* **SHORT TASK**: Return each line of the listing below, unchanged, and omit the images.

* **STORED RECORDS**:
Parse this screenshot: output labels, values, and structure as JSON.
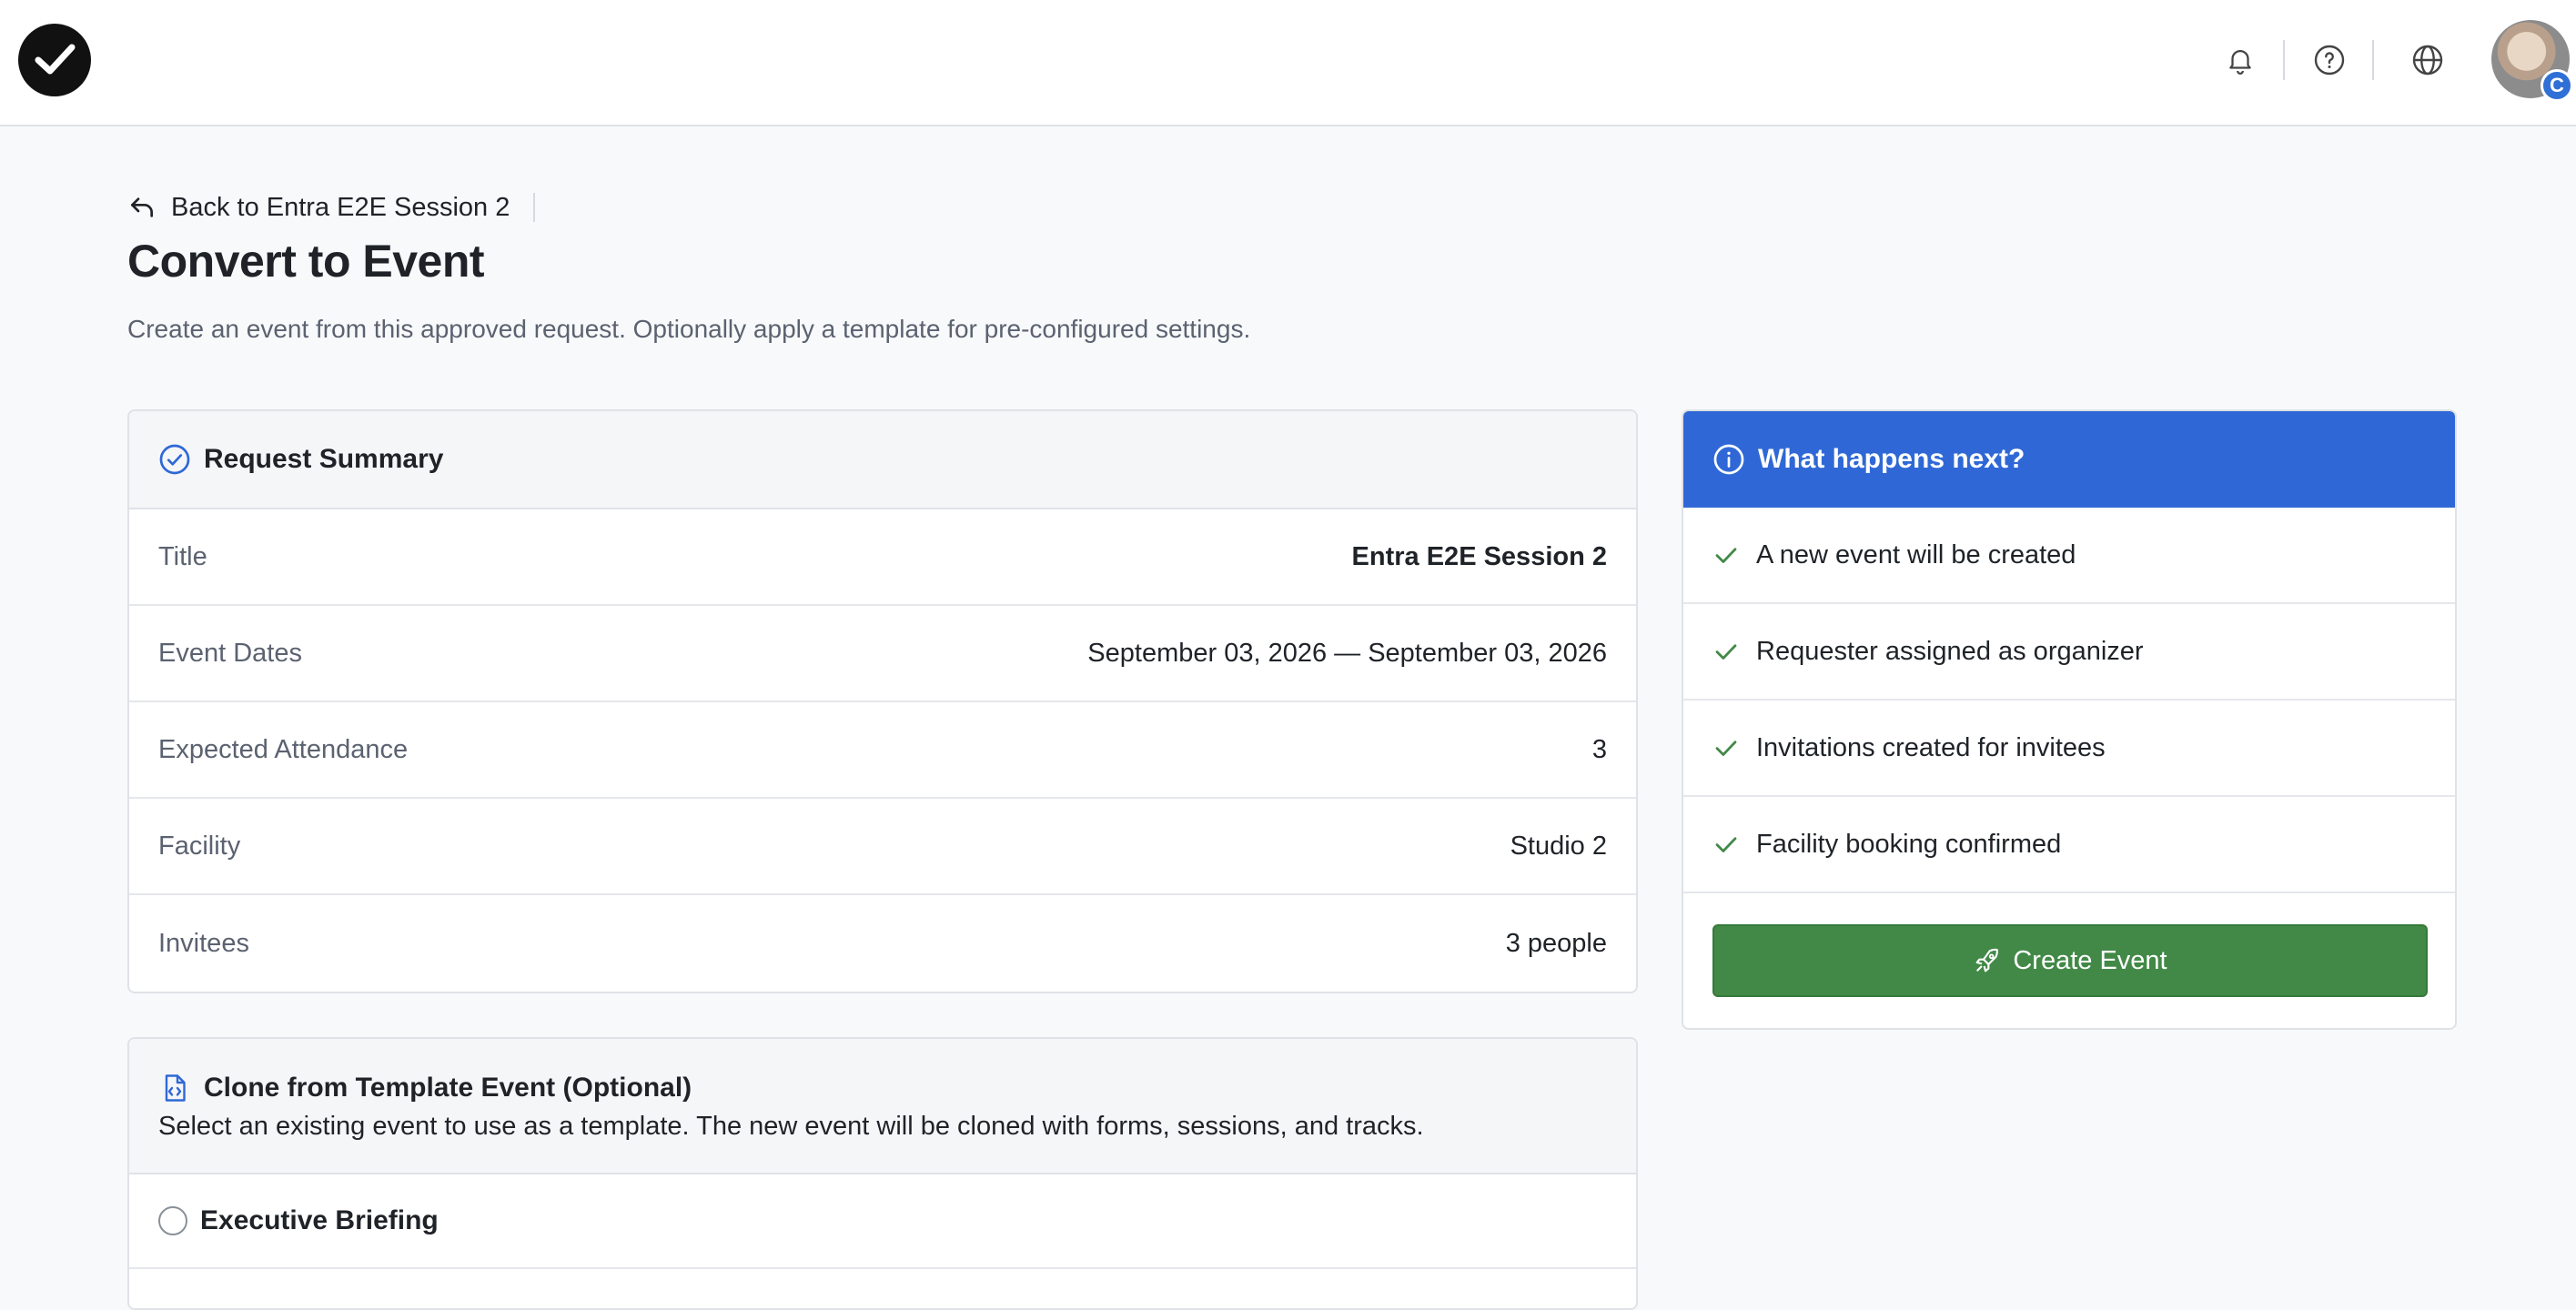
{
  "header": {
    "logo_icon": "checkmark-logo-icon",
    "icons": [
      "bell-icon",
      "help-icon",
      "globe-icon"
    ],
    "avatar_badge": "C"
  },
  "nav": {
    "back_label": "Back to Entra E2E Session 2"
  },
  "page": {
    "title": "Convert to Event",
    "subtitle": "Create an event from this approved request. Optionally apply a template for pre-configured settings."
  },
  "summary": {
    "heading": "Request Summary",
    "rows": [
      {
        "label": "Title",
        "value": "Entra E2E Session 2"
      },
      {
        "label": "Event Dates",
        "value": "September 03, 2026 — September 03, 2026"
      },
      {
        "label": "Expected Attendance",
        "value": "3"
      },
      {
        "label": "Facility",
        "value": "Studio 2"
      },
      {
        "label": "Invitees",
        "value": "3 people"
      }
    ]
  },
  "next": {
    "heading": "What happens next?",
    "items": [
      "A new event will be created",
      "Requester assigned as organizer",
      "Invitations created for invitees",
      "Facility booking confirmed"
    ],
    "button_label": "Create Event"
  },
  "template": {
    "heading": "Clone from Template Event (Optional)",
    "description": "Select an existing event to use as a template. The new event will be cloned with forms, sessions, and tracks.",
    "options": [
      "Executive Briefing"
    ]
  },
  "colors": {
    "accent_blue": "#2f68d6",
    "success_green": "#428947"
  }
}
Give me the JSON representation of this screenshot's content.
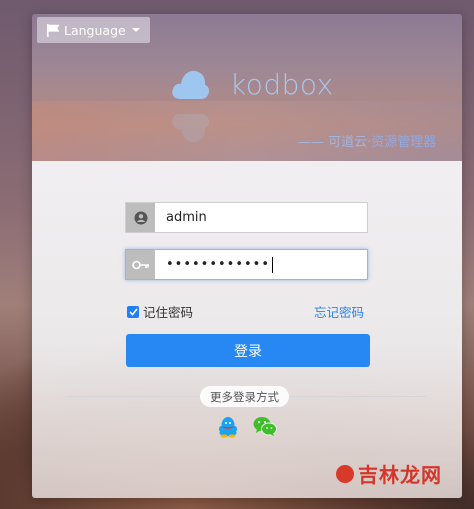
{
  "language_button": {
    "label": "Language"
  },
  "brand": {
    "name": "kodbox",
    "slogan_prefix": "—— 可道云",
    "slogan_suffix": "·资源管理器"
  },
  "form": {
    "username": "admin",
    "password_mask": "••••••••••••",
    "remember_label": "记住密码",
    "remember_checked": true,
    "forgot_label": "忘记密码",
    "login_label": "登录"
  },
  "social": {
    "more_label": "更多登录方式",
    "icons": [
      "qq-icon",
      "wechat-icon"
    ]
  },
  "watermark": {
    "text": "吉林龙网"
  },
  "colors": {
    "accent": "#2788f3",
    "link": "#2c84e6",
    "brand_text": "#a6c8f0",
    "qq": "#1aa3f0",
    "wechat": "#3fbe2a"
  }
}
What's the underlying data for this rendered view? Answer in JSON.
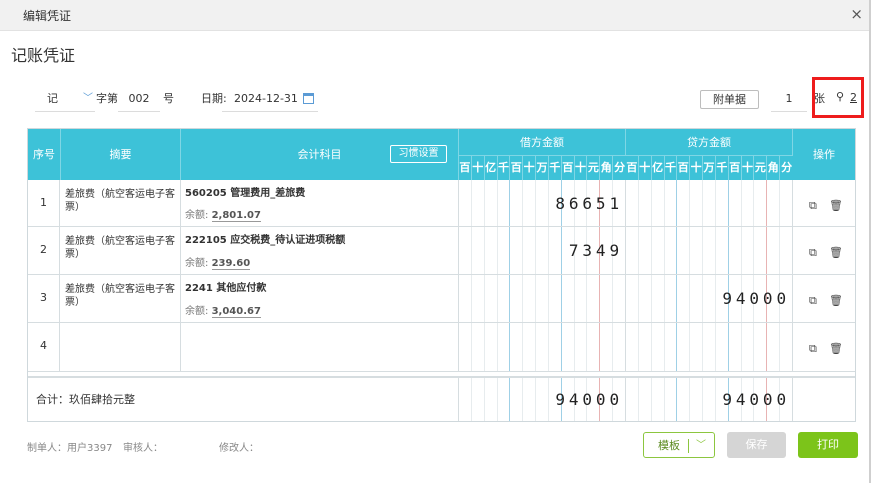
{
  "dialog": {
    "title": "编辑凭证",
    "close": "×"
  },
  "page_title": "记账凭证",
  "meta": {
    "voucher_type": "记",
    "zi_label": "字第",
    "voucher_number": "002",
    "hao_label": "号",
    "date_label": "日期:",
    "date_value": "2024-12-31",
    "attach_button": "附单据",
    "attach_count": "1",
    "zhang_label": "张",
    "link_count": "2"
  },
  "table": {
    "headers": {
      "index": "序号",
      "summary": "摘要",
      "account": "会计科目",
      "habit_button": "习惯设置",
      "debit": "借方金额",
      "credit": "贷方金额",
      "ops": "操作"
    },
    "digit_units": [
      "百",
      "十",
      "亿",
      "千",
      "百",
      "十",
      "万",
      "千",
      "百",
      "十",
      "元",
      "角",
      "分"
    ],
    "rows": [
      {
        "no": "1",
        "summary": "差旅费（航空客运电子客票）",
        "account": "560205 管理费用_差旅费",
        "balance_label": "余额:",
        "balance": "2,801.07",
        "debit": "86651",
        "credit": ""
      },
      {
        "no": "2",
        "summary": "差旅费（航空客运电子客票）",
        "account": "222105 应交税费_待认证进项税额",
        "balance_label": "余额:",
        "balance": "239.60",
        "debit": "7349",
        "credit": ""
      },
      {
        "no": "3",
        "summary": "差旅费（航空客运电子客票）",
        "account": "2241 其他应付款",
        "balance_label": "余额:",
        "balance": "3,040.67",
        "debit": "",
        "credit": "94000"
      },
      {
        "no": "4",
        "summary": "",
        "account": "",
        "balance_label": "",
        "balance": "",
        "debit": "",
        "credit": ""
      }
    ],
    "total": {
      "label": "合计：玖佰肆拾元整",
      "debit": "94000",
      "credit": "94000"
    }
  },
  "footer": {
    "maker": "制单人：用户3397",
    "reviewer": "审核人：",
    "modifier": "修改人："
  },
  "buttons": {
    "template": "模板",
    "save": "保存",
    "print": "打印"
  },
  "colors": {
    "header_bg": "#3dc2d8",
    "accent_green": "#7cc41a",
    "highlight_red": "#ee1c1c"
  },
  "icons": {
    "copy": "copy-icon",
    "delete": "trash-icon",
    "calendar": "calendar-icon",
    "link": "link-icon"
  }
}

* **THE OUTPUT**:
Parse this screenshot: output labels, values, and structure as JSON.
{
  "header": {
    "logo_icon": "checkmark-logo-icon",
    "icons": [
      "bell-icon",
      "help-icon",
      "globe-icon"
    ],
    "avatar_badge": "C"
  },
  "nav": {
    "back_label": "Back to Entra E2E Session 2"
  },
  "page": {
    "title": "Convert to Event",
    "subtitle": "Create an event from this approved request. Optionally apply a template for pre-configured settings."
  },
  "summary": {
    "heading": "Request Summary",
    "rows": [
      {
        "label": "Title",
        "value": "Entra E2E Session 2"
      },
      {
        "label": "Event Dates",
        "value": "September 03, 2026 — September 03, 2026"
      },
      {
        "label": "Expected Attendance",
        "value": "3"
      },
      {
        "label": "Facility",
        "value": "Studio 2"
      },
      {
        "label": "Invitees",
        "value": "3 people"
      }
    ]
  },
  "next": {
    "heading": "What happens next?",
    "items": [
      "A new event will be created",
      "Requester assigned as organizer",
      "Invitations created for invitees",
      "Facility booking confirmed"
    ],
    "button_label": "Create Event"
  },
  "template": {
    "heading": "Clone from Template Event (Optional)",
    "description": "Select an existing event to use as a template. The new event will be cloned with forms, sessions, and tracks.",
    "options": [
      "Executive Briefing"
    ]
  },
  "colors": {
    "accent_blue": "#2f68d6",
    "success_green": "#428947"
  }
}
Give me the JSON representation of this screenshot's content.
{
  "language_button": {
    "label": "Language"
  },
  "brand": {
    "name": "kodbox",
    "slogan_prefix": "—— 可道云",
    "slogan_suffix": "·资源管理器"
  },
  "form": {
    "username": "admin",
    "password_mask": "••••••••••••",
    "remember_label": "记住密码",
    "remember_checked": true,
    "forgot_label": "忘记密码",
    "login_label": "登录"
  },
  "social": {
    "more_label": "更多登录方式",
    "icons": [
      "qq-icon",
      "wechat-icon"
    ]
  },
  "watermark": {
    "text": "吉林龙网"
  },
  "colors": {
    "accent": "#2788f3",
    "link": "#2c84e6",
    "brand_text": "#a6c8f0",
    "qq": "#1aa3f0",
    "wechat": "#3fbe2a"
  }
}
What's the underlying data for this rendered view? Answer in JSON.
{
  "dialog": {
    "title": "编辑凭证",
    "close": "×"
  },
  "page_title": "记账凭证",
  "meta": {
    "voucher_type": "记",
    "zi_label": "字第",
    "voucher_number": "002",
    "hao_label": "号",
    "date_label": "日期:",
    "date_value": "2024-12-31",
    "attach_button": "附单据",
    "attach_count": "1",
    "zhang_label": "张",
    "link_count": "2"
  },
  "table": {
    "headers": {
      "index": "序号",
      "summary": "摘要",
      "account": "会计科目",
      "habit_button": "习惯设置",
      "debit": "借方金额",
      "credit": "贷方金额",
      "ops": "操作"
    },
    "digit_units": [
      "百",
      "十",
      "亿",
      "千",
      "百",
      "十",
      "万",
      "千",
      "百",
      "十",
      "元",
      "角",
      "分"
    ],
    "rows": [
      {
        "no": "1",
        "summary": "差旅费（航空客运电子客票）",
        "account": "560205 管理费用_差旅费",
        "balance_label": "余额:",
        "balance": "2,801.07",
        "debit": "86651",
        "credit": ""
      },
      {
        "no": "2",
        "summary": "差旅费（航空客运电子客票）",
        "account": "222105 应交税费_待认证进项税额",
        "balance_label": "余额:",
        "balance": "239.60",
        "debit": "7349",
        "credit": ""
      },
      {
        "no": "3",
        "summary": "差旅费（航空客运电子客票）",
        "account": "2241 其他应付款",
        "balance_label": "余额:",
        "balance": "3,040.67",
        "debit": "",
        "credit": "94000"
      },
      {
        "no": "4",
        "summary": "",
        "account": "",
        "balance_label": "",
        "balance": "",
        "debit": "",
        "credit": ""
      }
    ],
    "total": {
      "label": "合计：玖佰肆拾元整",
      "debit": "94000",
      "credit": "94000"
    }
  },
  "footer": {
    "maker": "制单人：用户3397",
    "reviewer": "审核人：",
    "modifier": "修改人："
  },
  "buttons": {
    "template": "模板",
    "save": "保存",
    "print": "打印"
  },
  "colors": {
    "header_bg": "#3dc2d8",
    "accent_green": "#7cc41a",
    "highlight_red": "#ee1c1c"
  },
  "icons": {
    "copy": "copy-icon",
    "delete": "trash-icon",
    "calendar": "calendar-icon",
    "link": "link-icon"
  }
}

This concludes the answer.